- **Your goal**
In the listing that follows, count the lines holding the word "TradingView" and report only that number.

Excerpts from a figure dataset

+ + + +

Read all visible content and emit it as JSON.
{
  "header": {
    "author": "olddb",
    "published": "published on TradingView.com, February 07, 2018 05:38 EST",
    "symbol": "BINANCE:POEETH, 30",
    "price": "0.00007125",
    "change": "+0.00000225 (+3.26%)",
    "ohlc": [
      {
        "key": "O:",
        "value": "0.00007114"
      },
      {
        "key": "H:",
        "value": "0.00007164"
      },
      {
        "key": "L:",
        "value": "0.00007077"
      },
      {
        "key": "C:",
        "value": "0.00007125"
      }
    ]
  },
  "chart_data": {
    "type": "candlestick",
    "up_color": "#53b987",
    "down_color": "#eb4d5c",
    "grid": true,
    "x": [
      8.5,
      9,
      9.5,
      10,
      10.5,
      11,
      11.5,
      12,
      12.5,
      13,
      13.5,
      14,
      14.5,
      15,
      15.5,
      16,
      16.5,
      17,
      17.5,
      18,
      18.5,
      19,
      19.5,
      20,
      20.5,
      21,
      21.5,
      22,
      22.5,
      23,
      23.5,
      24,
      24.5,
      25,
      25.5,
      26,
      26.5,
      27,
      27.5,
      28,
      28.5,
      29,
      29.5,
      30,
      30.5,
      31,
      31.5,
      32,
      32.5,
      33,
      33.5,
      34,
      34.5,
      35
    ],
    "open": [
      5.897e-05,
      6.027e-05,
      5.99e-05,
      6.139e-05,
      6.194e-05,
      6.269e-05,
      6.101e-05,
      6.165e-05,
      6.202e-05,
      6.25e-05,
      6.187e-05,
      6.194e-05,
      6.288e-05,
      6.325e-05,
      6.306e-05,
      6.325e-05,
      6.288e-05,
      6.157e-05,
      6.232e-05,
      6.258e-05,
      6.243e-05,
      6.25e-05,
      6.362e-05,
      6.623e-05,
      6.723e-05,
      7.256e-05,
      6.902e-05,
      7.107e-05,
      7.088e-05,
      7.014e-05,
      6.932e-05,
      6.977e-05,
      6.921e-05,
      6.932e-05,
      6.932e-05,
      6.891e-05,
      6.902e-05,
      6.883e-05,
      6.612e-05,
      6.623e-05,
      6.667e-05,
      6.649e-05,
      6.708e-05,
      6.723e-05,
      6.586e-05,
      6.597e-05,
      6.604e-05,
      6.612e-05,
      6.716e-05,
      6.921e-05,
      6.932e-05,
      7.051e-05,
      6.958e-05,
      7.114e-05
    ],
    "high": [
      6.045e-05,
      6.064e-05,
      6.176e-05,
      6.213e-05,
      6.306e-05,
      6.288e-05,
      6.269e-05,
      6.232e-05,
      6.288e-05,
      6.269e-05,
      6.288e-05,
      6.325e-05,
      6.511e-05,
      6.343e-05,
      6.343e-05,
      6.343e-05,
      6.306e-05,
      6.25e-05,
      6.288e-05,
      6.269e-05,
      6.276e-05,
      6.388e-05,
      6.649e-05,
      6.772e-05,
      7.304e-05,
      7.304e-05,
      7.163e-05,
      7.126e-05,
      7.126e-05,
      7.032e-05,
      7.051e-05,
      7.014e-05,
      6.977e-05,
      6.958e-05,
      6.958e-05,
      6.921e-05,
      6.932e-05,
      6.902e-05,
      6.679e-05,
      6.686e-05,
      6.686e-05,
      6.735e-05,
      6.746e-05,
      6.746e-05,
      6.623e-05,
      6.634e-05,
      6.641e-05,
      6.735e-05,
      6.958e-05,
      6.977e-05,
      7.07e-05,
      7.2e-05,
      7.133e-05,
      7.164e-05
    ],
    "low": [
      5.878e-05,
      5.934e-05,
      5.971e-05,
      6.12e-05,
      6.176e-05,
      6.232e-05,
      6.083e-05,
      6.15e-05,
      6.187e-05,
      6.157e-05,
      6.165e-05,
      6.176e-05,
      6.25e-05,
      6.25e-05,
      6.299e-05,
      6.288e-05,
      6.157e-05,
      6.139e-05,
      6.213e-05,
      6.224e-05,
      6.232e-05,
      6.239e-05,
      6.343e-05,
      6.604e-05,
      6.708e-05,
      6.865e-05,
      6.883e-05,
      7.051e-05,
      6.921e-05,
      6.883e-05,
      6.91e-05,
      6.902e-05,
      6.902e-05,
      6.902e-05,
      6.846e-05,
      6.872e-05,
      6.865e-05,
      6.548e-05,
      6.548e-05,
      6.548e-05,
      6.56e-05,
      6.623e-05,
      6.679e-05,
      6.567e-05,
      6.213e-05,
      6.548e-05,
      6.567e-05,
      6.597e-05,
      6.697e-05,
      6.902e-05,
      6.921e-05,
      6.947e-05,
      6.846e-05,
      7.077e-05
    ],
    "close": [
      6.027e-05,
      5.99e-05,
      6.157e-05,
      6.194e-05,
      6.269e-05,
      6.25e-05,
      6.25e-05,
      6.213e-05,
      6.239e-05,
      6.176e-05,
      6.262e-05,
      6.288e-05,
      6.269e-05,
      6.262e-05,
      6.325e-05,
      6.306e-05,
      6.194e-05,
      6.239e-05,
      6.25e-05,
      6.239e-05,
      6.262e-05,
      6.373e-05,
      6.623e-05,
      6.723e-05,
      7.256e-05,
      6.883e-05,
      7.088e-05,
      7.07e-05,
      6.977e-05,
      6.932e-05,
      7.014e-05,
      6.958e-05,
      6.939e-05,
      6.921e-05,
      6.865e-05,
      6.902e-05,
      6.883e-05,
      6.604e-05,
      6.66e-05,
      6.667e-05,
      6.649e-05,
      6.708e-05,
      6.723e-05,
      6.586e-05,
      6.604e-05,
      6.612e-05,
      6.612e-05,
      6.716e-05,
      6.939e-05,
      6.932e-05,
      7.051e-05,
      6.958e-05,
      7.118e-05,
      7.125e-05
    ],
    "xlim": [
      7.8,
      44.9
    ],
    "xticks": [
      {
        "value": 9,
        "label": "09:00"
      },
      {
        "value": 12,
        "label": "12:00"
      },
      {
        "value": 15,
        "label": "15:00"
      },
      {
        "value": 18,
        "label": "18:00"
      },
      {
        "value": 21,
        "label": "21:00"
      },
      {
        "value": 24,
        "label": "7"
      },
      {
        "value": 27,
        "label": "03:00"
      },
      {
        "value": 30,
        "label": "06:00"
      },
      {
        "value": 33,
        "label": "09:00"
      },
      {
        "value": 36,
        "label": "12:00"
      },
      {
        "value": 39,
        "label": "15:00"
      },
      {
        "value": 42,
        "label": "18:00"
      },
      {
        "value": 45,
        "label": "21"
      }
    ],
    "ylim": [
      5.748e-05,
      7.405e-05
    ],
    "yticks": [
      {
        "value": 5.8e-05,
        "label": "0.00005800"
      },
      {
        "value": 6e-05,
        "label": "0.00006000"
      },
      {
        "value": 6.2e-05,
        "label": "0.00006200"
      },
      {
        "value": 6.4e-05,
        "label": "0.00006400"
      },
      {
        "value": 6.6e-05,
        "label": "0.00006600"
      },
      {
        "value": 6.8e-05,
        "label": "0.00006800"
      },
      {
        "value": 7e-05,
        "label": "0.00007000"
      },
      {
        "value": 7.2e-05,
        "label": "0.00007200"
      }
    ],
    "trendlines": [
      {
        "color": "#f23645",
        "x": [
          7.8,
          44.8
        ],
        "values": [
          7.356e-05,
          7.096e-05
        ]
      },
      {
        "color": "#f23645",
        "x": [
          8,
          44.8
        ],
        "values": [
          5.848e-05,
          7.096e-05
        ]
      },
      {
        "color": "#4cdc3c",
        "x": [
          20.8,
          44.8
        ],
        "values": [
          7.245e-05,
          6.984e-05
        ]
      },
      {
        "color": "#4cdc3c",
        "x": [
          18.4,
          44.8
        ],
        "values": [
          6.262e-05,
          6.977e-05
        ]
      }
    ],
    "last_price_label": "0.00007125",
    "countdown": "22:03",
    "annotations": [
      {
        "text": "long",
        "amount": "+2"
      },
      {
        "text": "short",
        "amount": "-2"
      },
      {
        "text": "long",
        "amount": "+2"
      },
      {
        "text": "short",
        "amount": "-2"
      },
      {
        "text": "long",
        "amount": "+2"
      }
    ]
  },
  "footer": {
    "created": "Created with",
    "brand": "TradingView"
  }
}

+ + + +

- **Response below**
2